Records supplied –
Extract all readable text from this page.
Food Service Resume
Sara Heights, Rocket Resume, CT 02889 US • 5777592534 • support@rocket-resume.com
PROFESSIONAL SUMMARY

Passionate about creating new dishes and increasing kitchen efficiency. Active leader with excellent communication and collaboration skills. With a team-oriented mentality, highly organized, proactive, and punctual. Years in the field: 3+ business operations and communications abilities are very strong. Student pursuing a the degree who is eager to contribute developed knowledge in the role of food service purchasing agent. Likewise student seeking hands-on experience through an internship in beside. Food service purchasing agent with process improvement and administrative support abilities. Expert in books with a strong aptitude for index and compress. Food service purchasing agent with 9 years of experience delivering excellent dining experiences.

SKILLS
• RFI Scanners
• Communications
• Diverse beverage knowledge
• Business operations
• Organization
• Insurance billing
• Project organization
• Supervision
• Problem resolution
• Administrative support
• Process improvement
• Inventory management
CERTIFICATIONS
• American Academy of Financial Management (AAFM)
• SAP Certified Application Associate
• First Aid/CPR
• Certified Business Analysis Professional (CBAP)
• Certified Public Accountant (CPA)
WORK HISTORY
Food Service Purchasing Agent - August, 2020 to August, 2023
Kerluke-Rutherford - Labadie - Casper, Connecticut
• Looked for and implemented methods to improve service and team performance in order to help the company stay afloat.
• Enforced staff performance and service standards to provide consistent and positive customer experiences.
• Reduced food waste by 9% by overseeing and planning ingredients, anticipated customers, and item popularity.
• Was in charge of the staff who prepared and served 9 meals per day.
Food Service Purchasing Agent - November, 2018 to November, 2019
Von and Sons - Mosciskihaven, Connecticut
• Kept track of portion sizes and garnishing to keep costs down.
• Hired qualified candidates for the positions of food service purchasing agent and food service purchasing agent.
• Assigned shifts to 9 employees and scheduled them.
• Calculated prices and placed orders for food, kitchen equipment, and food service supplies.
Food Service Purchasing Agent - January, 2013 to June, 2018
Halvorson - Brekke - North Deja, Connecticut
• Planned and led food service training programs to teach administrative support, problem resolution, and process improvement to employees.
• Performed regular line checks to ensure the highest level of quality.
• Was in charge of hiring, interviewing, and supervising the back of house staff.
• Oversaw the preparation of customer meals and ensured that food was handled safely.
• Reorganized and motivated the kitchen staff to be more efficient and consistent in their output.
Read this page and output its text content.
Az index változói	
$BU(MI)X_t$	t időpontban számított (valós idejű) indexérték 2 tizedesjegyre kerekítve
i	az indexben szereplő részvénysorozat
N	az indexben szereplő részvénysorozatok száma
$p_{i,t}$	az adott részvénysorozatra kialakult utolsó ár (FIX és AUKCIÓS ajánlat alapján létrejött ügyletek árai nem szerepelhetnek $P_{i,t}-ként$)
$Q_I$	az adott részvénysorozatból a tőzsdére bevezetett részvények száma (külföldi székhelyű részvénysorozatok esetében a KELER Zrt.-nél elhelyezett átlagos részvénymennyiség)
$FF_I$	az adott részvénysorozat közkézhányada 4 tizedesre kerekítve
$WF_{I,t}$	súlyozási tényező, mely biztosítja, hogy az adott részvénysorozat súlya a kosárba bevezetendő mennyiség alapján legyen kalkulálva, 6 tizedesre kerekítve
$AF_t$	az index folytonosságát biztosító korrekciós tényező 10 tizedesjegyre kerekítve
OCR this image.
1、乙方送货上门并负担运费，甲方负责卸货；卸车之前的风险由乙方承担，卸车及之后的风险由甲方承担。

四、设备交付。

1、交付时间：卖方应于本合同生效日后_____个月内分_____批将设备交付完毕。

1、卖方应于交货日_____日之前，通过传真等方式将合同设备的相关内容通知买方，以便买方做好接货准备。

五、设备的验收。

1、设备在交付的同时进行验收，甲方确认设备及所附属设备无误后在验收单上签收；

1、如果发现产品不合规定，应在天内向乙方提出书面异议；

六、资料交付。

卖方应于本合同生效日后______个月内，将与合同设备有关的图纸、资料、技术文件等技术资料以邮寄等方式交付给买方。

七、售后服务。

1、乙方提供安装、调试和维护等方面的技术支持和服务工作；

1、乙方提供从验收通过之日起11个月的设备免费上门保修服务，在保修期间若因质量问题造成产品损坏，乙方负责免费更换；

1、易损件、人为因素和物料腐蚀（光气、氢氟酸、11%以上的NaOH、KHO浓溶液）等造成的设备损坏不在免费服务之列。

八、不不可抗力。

Work to complete – Pull out each record as written and restate it exactly.

Full output –
Extract all readable text from this page.
Food Service Resume
Sara Heights, Rocket Resume, CT 02889 US • 5777592534 • support@rocket-resume.com
PROFESSIONAL SUMMARY

Passionate about creating new dishes and increasing kitchen efficiency. Active leader with excellent communication and collaboration skills. With a team-oriented mentality, highly organized, proactive, and punctual. Years in the field: 3+ business operations and communications abilities are very strong. Student pursuing a the degree who is eager to contribute developed knowledge in the role of food service purchasing agent. Likewise student seeking hands-on experience through an internship in beside. Food service purchasing agent with process improvement and administrative support abilities. Expert in books with a strong aptitude for index and compress. Food service purchasing agent with 9 years of experience delivering excellent dining experiences.

SKILLS
• RFI Scanners
• Communications
• Diverse beverage knowledge
• Business operations
• Organization
• Insurance billing
• Project organization
• Supervision
• Problem resolution
• Administrative support
• Process improvement
• Inventory management
CERTIFICATIONS
• American Academy of Financial Management (AAFM)
• SAP Certified Application Associate
• First Aid/CPR
• Certified Business Analysis Professional (CBAP)
• Certified Public Accountant (CPA)
WORK HISTORY
Food Service Purchasing Agent - August, 2020 to August, 2023
Kerluke-Rutherford - Labadie - Casper, Connecticut
• Looked for and implemented methods to improve service and team performance in order to help the company stay afloat.
• Enforced staff performance and service standards to provide consistent and positive customer experiences.
• Reduced food waste by 9% by overseeing and planning ingredients, anticipated customers, and item popularity.
• Was in charge of the staff who prepared and served 9 meals per day.
Food Service Purchasing Agent - November, 2018 to November, 2019
Von and Sons - Mosciskihaven, Connecticut
• Kept track of portion sizes and garnishing to keep costs down.
• Hired qualified candidates for the positions of food service purchasing agent and food service purchasing agent.
• Assigned shifts to 9 employees and scheduled them.
• Calculated prices and placed orders for food, kitchen equipment, and food service supplies.
Food Service Purchasing Agent - January, 2013 to June, 2018
Halvorson - Brekke - North Deja, Connecticut
• Planned and led food service training programs to teach administrative support, problem resolution, and process improvement to employees.
• Performed regular line checks to ensure the highest level of quality.
• Was in charge of hiring, interviewing, and supervising the back of house staff.
• Oversaw the preparation of customer meals and ensured that food was handled safely.
• Reorganized and motivated the kitchen staff to be more efficient and consistent in their output.
Read this page and output its text content.
Az index változói	
$BU(MI)X_t$	t időpontban számított (valós idejű) indexérték 2 tizedesjegyre kerekítve
i	az indexben szereplő részvénysorozat
N	az indexben szereplő részvénysorozatok száma
$p_{i,t}$	az adott részvénysorozatra kialakult utolsó ár (FIX és AUKCIÓS ajánlat alapján létrejött ügyletek árai nem szerepelhetnek $P_{i,t}-ként$)
$Q_I$	az adott részvénysorozatból a tőzsdére bevezetett részvények száma (külföldi székhelyű részvénysorozatok esetében a KELER Zrt.-nél elhelyezett átlagos részvénymennyiség)
$FF_I$	az adott részvénysorozat közkézhányada 4 tizedesre kerekítve
$WF_{I,t}$	súlyozási tényező, mely biztosítja, hogy az adott részvénysorozat súlya a kosárba bevezetendő mennyiség alapján legyen kalkulálva, 6 tizedesre kerekítve
$AF_t$	az index folytonosságát biztosító korrekciós tényező 10 tizedesjegyre kerekítve
OCR this image.
1、乙方送货上门并负担运费，甲方负责卸货；卸车之前的风险由乙方承担，卸车及之后的风险由甲方承担。

四、设备交付。

1、交付时间：卖方应于本合同生效日后_____个月内分_____批将设备交付完毕。

1、卖方应于交货日_____日之前，通过传真等方式将合同设备的相关内容通知买方，以便买方做好接货准备。

五、设备的验收。

1、设备在交付的同时进行验收，甲方确认设备及所附属设备无误后在验收单上签收；

1、如果发现产品不合规定，应在天内向乙方提出书面异议；

六、资料交付。

卖方应于本合同生效日后______个月内，将与合同设备有关的图纸、资料、技术文件等技术资料以邮寄等方式交付给买方。

七、售后服务。

1、乙方提供安装、调试和维护等方面的技术支持和服务工作；

1、乙方提供从验收通过之日起11个月的设备免费上门保修服务，在保修期间若因质量问题造成产品损坏，乙方负责免费更换；

1、易损件、人为因素和物料腐蚀（光气、氢氟酸、11%以上的NaOH、KHO浓溶液）等造成的设备损坏不在免费服务之列。

八、不不可抗力。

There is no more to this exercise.